Data entries:
########################################

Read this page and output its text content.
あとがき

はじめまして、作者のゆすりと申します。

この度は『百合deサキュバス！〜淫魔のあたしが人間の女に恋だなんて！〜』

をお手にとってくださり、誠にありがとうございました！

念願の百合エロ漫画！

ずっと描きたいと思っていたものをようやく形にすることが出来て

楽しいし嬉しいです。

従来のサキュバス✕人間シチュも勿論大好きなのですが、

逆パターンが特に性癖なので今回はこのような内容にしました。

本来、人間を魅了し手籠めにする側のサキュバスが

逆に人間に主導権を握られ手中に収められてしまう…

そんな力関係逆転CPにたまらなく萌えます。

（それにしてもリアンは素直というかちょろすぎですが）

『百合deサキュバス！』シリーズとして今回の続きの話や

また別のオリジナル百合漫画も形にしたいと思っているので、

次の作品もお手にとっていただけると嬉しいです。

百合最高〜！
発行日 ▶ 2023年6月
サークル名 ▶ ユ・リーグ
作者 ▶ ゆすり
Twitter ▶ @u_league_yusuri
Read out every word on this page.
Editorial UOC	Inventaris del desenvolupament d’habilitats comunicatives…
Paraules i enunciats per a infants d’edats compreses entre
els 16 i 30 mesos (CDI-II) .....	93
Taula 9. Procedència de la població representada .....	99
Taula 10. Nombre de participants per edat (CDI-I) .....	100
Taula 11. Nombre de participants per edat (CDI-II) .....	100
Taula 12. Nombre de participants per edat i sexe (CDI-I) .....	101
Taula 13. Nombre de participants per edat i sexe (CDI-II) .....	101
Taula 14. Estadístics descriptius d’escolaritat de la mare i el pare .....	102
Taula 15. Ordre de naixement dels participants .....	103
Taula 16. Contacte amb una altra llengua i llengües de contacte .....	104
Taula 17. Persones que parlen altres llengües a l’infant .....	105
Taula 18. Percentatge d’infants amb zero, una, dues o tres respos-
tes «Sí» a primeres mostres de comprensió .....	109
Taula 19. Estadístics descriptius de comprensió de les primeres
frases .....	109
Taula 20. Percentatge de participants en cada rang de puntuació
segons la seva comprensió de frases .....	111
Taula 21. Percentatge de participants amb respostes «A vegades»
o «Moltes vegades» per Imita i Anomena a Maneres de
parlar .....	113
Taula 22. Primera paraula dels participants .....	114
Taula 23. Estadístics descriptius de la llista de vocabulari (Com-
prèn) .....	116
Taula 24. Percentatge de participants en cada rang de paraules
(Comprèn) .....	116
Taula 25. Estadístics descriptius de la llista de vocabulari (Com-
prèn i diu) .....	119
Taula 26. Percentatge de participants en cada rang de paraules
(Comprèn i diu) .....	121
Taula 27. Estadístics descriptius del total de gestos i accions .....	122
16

########################################

Go through the material above and count the lines that contain "primeres"; give that number alone.

### Full solution
2